● **TEXT PASSAGE**
◇ ◇ ◇

Pursuant to the Merger Agreement, following the consummation of the Offer and the satisfaction or waiver of the conditions set forth in the Merger Agreement, including, if required, the adoption of the Merger Agreement by the affirmative vote of the holders of at least a majority of the then outstanding Shares, Purchaser will merge with and into the Company (the “Merger”) and the Company will be the surviving corporation and an indirect wholly-owned subsidiary of Parent (the “Surviving Entity”). As a result of the Merger, each Share (other than Shares owned by Parent, Purchaser or the Company (or any of their respective subsidiaries), or by any shareholder of the Company properly exercising dissenters’ rights under Oregon law, if any) will at the effective time of the Merger (the “Effective Time”) be converted into the right to receive the Offer Price.
The foregoing description of the Merger Agreement is qualified in its entirety by reference to the full text of the Merger Agreement, which is attached as Exhibit 1 hereto and is incorporated herein by reference.

◇ ◇ ◇

● **RECORDS FOR THE EXERCISE**
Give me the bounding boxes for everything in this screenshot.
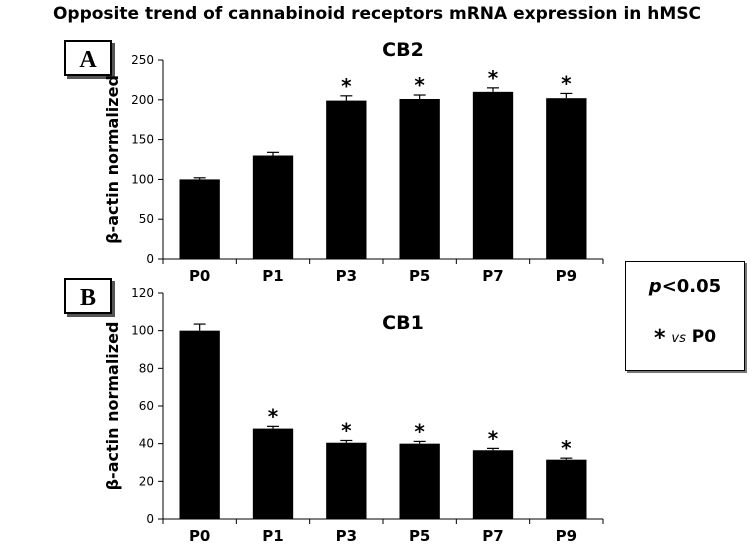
cb1-y-tick-label: 80 <box>139 361 154 375</box>
cb1-y-tick-label: 0 <box>146 512 154 526</box>
cb2-y-tick-label: 150 <box>131 133 154 147</box>
cb1-y-tick-label: 20 <box>139 474 154 488</box>
cb2-bar-p1 <box>252 155 294 259</box>
cb1-chart-title: CB1 <box>382 312 424 334</box>
cb1-significance-star-p1: * <box>268 404 279 428</box>
cb2-y-tick-label: 200 <box>131 93 154 107</box>
cb1-bar-p7 <box>472 450 514 519</box>
cb1-bar-p3 <box>326 442 367 519</box>
cb1-category-label-p7: P7 <box>482 527 503 545</box>
panel-label-a: A <box>64 40 112 76</box>
cb1-significance-star-p9: * <box>561 436 572 460</box>
cb2-category-label-p3: P3 <box>336 267 357 285</box>
cb1-y-tick-label: 100 <box>131 324 154 338</box>
cb1-category-label-p9: P9 <box>556 527 577 545</box>
cb2-bar-p5 <box>399 99 440 259</box>
cb1-bar-p9 <box>546 459 587 519</box>
cb2-category-label-p7: P7 <box>482 267 503 285</box>
p-value-label: p<0.05 <box>626 276 744 297</box>
cb2-bar-p7 <box>472 91 514 259</box>
page-title: Opposite trend of cannabinoid receptors … <box>52 4 702 24</box>
cb2-category-label-p5: P5 <box>409 267 430 285</box>
cb2-significance-star-p7: * <box>488 66 499 90</box>
cb1-bar-p5 <box>399 443 440 519</box>
cb1-significance-star-p5: * <box>414 419 425 443</box>
significance-reference: * vs P0 <box>626 326 744 351</box>
cb1-category-label-p5: P5 <box>409 527 430 545</box>
cb1-y-tick-label: 60 <box>139 399 154 413</box>
cb2-category-label-p9: P9 <box>556 267 577 285</box>
cb2-significance-star-p3: * <box>341 74 352 98</box>
cb2-bar-p0 <box>179 179 220 259</box>
p-symbol: p <box>648 276 662 297</box>
cb2-bar-p3 <box>326 100 367 259</box>
reference-label: P0 <box>691 327 717 347</box>
cb1-category-label-p0: P0 <box>189 527 210 545</box>
vs-label: vs <box>671 331 686 346</box>
star-symbol: * <box>653 326 666 351</box>
p-threshold: <0.05 <box>661 276 722 297</box>
cb1-category-label-p3: P3 <box>336 527 357 545</box>
cb2-significance-star-p9: * <box>561 71 572 95</box>
cb1-significance-star-p3: * <box>341 418 352 442</box>
cb1-significance-star-p7: * <box>488 426 499 450</box>
cb2-bar-p9 <box>546 98 587 259</box>
cb2-chart-title: CB2 <box>382 39 424 61</box>
cb2-y-tick-label: 0 <box>146 252 154 266</box>
panel-label-b: B <box>64 278 112 314</box>
cb2-y-tick-label: 50 <box>139 212 154 226</box>
cb1-y-tick-label: 40 <box>139 437 154 451</box>
significance-legend: p<0.05 * vs P0 <box>625 261 745 371</box>
cb1-category-label-p1: P1 <box>262 527 283 545</box>
cb2-category-label-p1: P1 <box>262 267 283 285</box>
cb2-category-label-p0: P0 <box>189 267 210 285</box>
cb1-bar-p1 <box>252 428 294 519</box>
cb2-significance-star-p5: * <box>414 73 425 97</box>
cb1-y-axis-label: β-actin normalized <box>103 322 122 491</box>
cb1-y-tick-label: 120 <box>131 286 154 300</box>
cb1-bar-p0 <box>179 330 220 519</box>
cb2-y-tick-label: 100 <box>131 172 154 186</box>
cb2-y-tick-label: 250 <box>131 53 154 67</box>
cb2-y-axis-label: β-actin normalized <box>103 75 122 244</box>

◇ ◇ ◇

● **WRITTEN REQUEST 1**
Copy everything in the merger passage from "Pursuant to the" down to "the Offer Price.".
● **WRITTEN REQUEST 2**
In the records, repeat everything from the line containing "cb1-y-tick-label: 80 <box>139" down to the line containing "cb2-y-tick-label: 200 <box>131".

● **RESPONSE 1**
Pursuant to the Merger Agreement, following the consummation of the Offer and the satisfaction or waiver of the conditions set forth in the Merger Agreement, including, if required, the adoption of the Merger Agreement by the affirmative vote of the holders of at least a majority of the then outstanding Shares, Purchaser will merge with and into the Company (the “Merger”) and the Company will be the surviving corporation and an indirect wholly-owned subsidiary of Parent (the “Surviving Entity”). As a result of the Merger, each Share (other than Shares owned by Parent, Purchaser or the Company (or any of their respective subsidiaries), or by any shareholder of the Company properly exercising dissenters’ rights under Oregon law, if any) will at the effective time of the Merger (the “Effective Time”) be converted into the right to receive the Offer Price.

● **RESPONSE 2**
cb1-y-tick-label: 80 <box>139 361 154 375</box>
cb1-y-tick-label: 0 <box>146 512 154 526</box>
cb2-y-tick-label: 150 <box>131 133 154 147</box>
cb1-y-tick-label: 20 <box>139 474 154 488</box>
cb2-bar-p1 <box>252 155 294 259</box>
cb1-chart-title: CB1 <box>382 312 424 334</box>
cb1-significance-star-p1: * <box>268 404 279 428</box>
cb2-y-tick-label: 200 <box>131 93 154 107</box>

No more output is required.